Stated task> Whenever a line contains the string "实验结论", copy it out of the entries.
— BEGIN —
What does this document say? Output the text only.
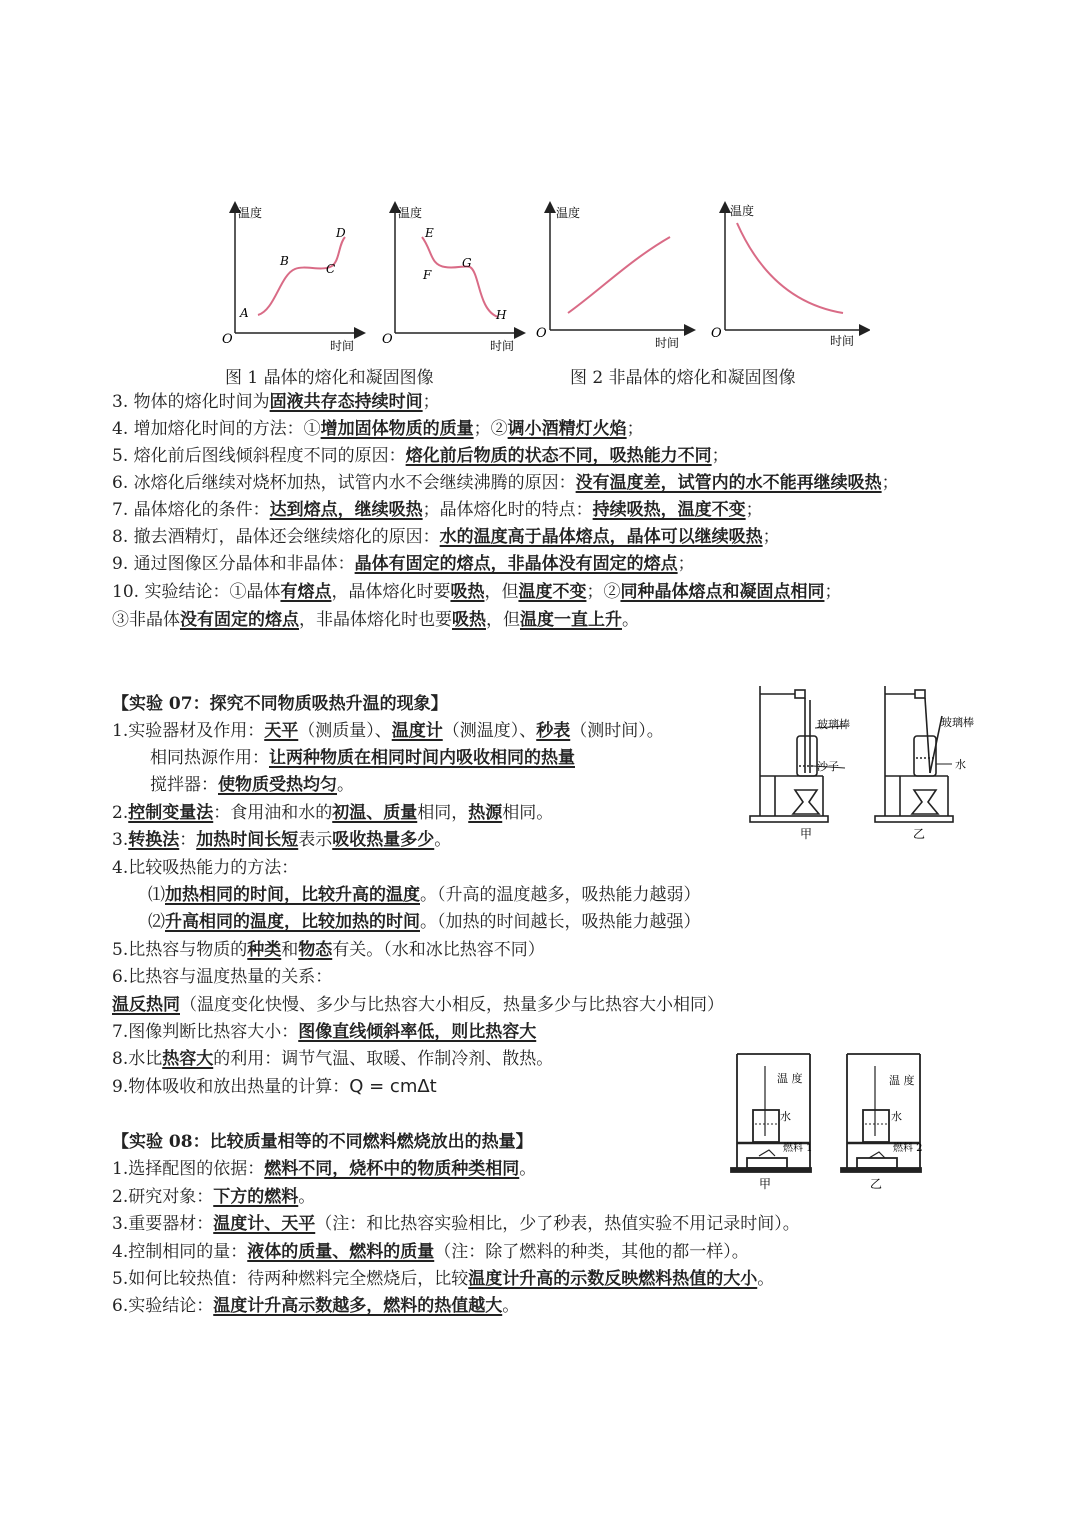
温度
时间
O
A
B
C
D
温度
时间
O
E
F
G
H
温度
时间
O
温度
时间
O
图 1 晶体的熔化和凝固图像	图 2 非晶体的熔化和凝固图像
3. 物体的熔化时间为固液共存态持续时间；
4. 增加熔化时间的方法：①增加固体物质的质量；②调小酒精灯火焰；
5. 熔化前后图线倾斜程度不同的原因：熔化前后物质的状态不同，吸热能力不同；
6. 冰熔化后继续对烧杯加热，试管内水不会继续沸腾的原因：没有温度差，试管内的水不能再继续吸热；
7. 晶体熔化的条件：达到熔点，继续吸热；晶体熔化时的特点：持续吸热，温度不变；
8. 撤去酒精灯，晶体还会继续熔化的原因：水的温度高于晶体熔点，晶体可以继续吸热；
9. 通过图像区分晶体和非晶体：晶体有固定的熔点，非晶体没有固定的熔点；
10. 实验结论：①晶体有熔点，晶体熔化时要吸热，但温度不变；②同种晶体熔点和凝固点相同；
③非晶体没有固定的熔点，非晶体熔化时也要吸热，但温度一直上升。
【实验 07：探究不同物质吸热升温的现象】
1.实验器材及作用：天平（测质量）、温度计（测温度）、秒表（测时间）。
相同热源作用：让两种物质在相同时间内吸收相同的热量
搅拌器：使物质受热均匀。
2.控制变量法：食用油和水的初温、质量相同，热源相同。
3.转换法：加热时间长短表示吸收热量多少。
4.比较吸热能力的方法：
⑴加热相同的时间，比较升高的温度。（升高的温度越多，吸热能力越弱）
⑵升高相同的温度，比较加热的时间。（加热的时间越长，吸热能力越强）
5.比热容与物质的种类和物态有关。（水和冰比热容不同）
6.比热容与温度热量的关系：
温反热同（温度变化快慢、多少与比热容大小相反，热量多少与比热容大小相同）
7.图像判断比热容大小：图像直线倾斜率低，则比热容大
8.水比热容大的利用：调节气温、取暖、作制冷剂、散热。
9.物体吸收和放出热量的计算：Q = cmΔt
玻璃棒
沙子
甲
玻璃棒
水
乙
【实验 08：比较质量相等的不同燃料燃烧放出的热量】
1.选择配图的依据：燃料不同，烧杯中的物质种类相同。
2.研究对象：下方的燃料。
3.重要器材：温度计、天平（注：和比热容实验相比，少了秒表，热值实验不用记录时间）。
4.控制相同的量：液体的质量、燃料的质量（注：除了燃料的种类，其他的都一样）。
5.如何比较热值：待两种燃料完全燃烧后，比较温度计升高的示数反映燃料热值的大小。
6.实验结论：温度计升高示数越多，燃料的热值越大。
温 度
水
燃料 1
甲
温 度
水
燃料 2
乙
— END —
— BEGIN —
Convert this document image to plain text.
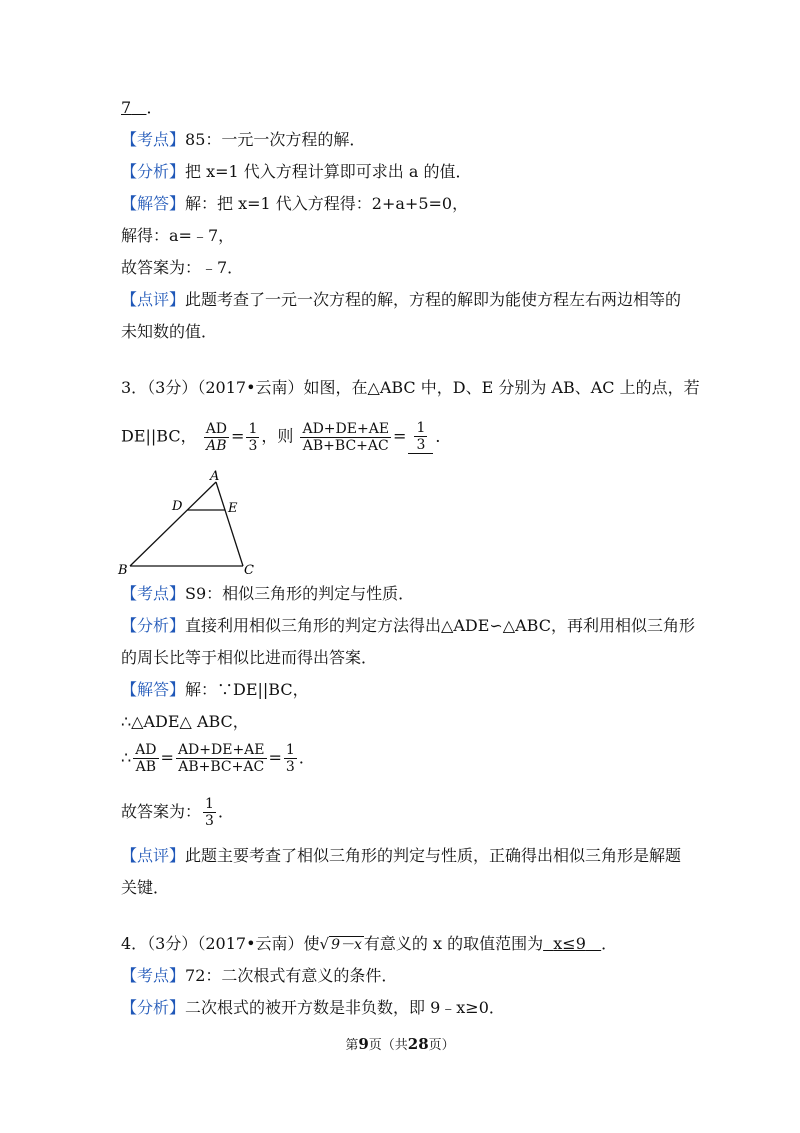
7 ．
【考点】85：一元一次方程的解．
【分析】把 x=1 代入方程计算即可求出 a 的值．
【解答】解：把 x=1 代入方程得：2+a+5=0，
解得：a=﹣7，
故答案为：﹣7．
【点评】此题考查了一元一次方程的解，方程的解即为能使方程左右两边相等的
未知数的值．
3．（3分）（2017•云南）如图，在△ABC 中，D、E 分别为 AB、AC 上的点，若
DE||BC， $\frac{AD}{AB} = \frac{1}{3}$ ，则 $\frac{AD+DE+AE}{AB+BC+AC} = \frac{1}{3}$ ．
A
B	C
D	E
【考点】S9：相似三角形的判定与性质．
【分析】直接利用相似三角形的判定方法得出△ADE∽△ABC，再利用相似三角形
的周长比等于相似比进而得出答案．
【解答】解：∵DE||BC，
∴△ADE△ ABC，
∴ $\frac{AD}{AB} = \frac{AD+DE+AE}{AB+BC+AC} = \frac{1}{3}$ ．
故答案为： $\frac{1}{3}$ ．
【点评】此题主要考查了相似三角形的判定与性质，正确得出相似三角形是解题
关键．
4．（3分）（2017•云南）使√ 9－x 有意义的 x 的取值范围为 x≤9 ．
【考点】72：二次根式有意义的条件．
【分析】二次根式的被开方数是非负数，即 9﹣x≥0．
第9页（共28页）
— END —
Output below>
10. 实验结论：①晶体有熔点，晶体熔化时要吸热，但温度不变；②同种晶体熔点和凝固点相同；
6.实验结论：温度计升高示数越多，燃料的热值越大。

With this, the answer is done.